REQUIRED WORK ▸ Copy out every record below exactly as written, but leave out any pictures.

Records
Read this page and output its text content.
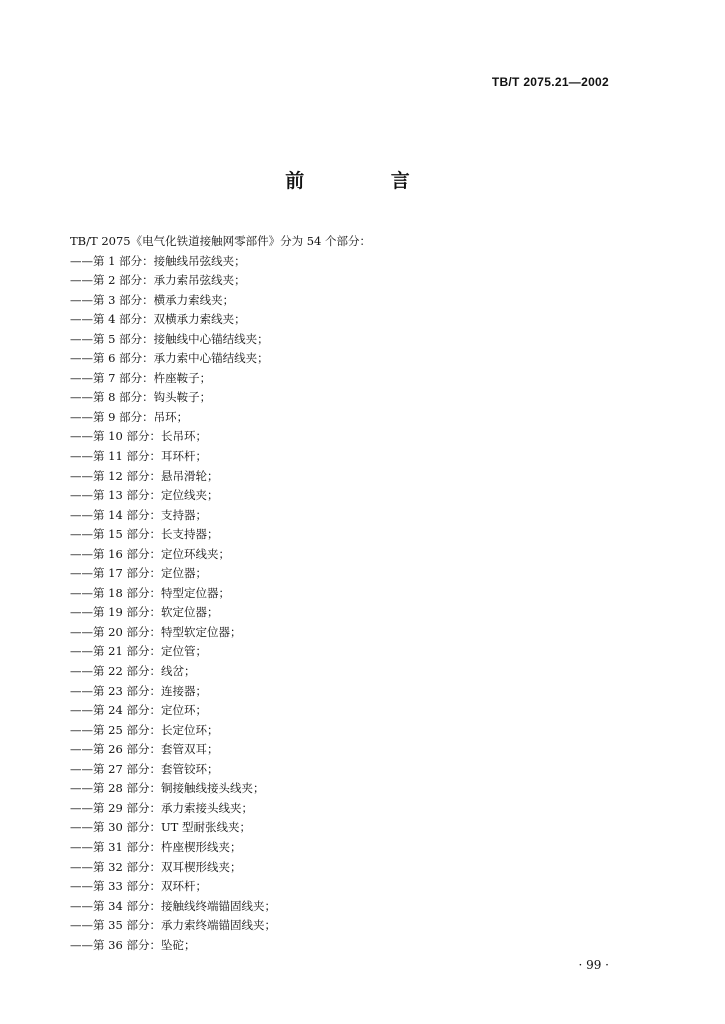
TB/T 2075.21—2002
前 言
TB/T 2075《电气化铁道接触网零部件》分为 54 个部分：
——第 1 部分：接触线吊弦线夹；
——第 2 部分：承力索吊弦线夹；
——第 3 部分：横承力索线夹；
——第 4 部分：双横承力索线夹；
——第 5 部分：接触线中心锚结线夹；
——第 6 部分：承力索中心锚结线夹；
——第 7 部分：杵座鞍子；
——第 8 部分：钩头鞍子；
——第 9 部分：吊环；
——第 10 部分：长吊环；
——第 11 部分：耳环杆；
——第 12 部分：悬吊滑轮；
——第 13 部分：定位线夹；
——第 14 部分：支持器；
——第 15 部分：长支持器；
——第 16 部分：定位环线夹；
——第 17 部分：定位器；
——第 18 部分：特型定位器；
——第 19 部分：软定位器；
——第 20 部分：特型软定位器；
——第 21 部分：定位管；
——第 22 部分：线岔；
——第 23 部分：连接器；
——第 24 部分：定位环；
——第 25 部分：长定位环；
——第 26 部分：套管双耳；
——第 27 部分：套管铰环；
——第 28 部分：铜接触线接头线夹；
——第 29 部分：承力索接头线夹；
——第 30 部分：UT 型耐张线夹；
——第 31 部分：杵座楔形线夹；
——第 32 部分：双耳楔形线夹；
——第 33 部分：双环杆；
——第 34 部分：接触线终端锚固线夹；
——第 35 部分：承力索终端锚固线夹；
——第 36 部分：坠砣；
· 99 ·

PROBLEM SOLUTION ▸
Read this page and output its text content.
TB/T 2075.21—2002
前 言
TB/T 2075《电气化铁道接触网零部件》分为 54 个部分：
——第 1 部分：接触线吊弦线夹；
——第 2 部分：承力索吊弦线夹；
——第 3 部分：横承力索线夹；
——第 4 部分：双横承力索线夹；
——第 5 部分：接触线中心锚结线夹；
——第 6 部分：承力索中心锚结线夹；
——第 7 部分：杵座鞍子；
——第 8 部分：钩头鞍子；
——第 9 部分：吊环；
——第 10 部分：长吊环；
——第 11 部分：耳环杆；
——第 12 部分：悬吊滑轮；
——第 13 部分：定位线夹；
——第 14 部分：支持器；
——第 15 部分：长支持器；
——第 16 部分：定位环线夹；
——第 17 部分：定位器；
——第 18 部分：特型定位器；
——第 19 部分：软定位器；
——第 20 部分：特型软定位器；
——第 21 部分：定位管；
——第 22 部分：线岔；
——第 23 部分：连接器；
——第 24 部分：定位环；
——第 25 部分：长定位环；
——第 26 部分：套管双耳；
——第 27 部分：套管铰环；
——第 28 部分：铜接触线接头线夹；
——第 29 部分：承力索接头线夹；
——第 30 部分：UT 型耐张线夹；
——第 31 部分：杵座楔形线夹；
——第 32 部分：双耳楔形线夹；
——第 33 部分：双环杆；
——第 34 部分：接触线终端锚固线夹；
——第 35 部分：承力索终端锚固线夹；
——第 36 部分：坠砣；
· 99 ·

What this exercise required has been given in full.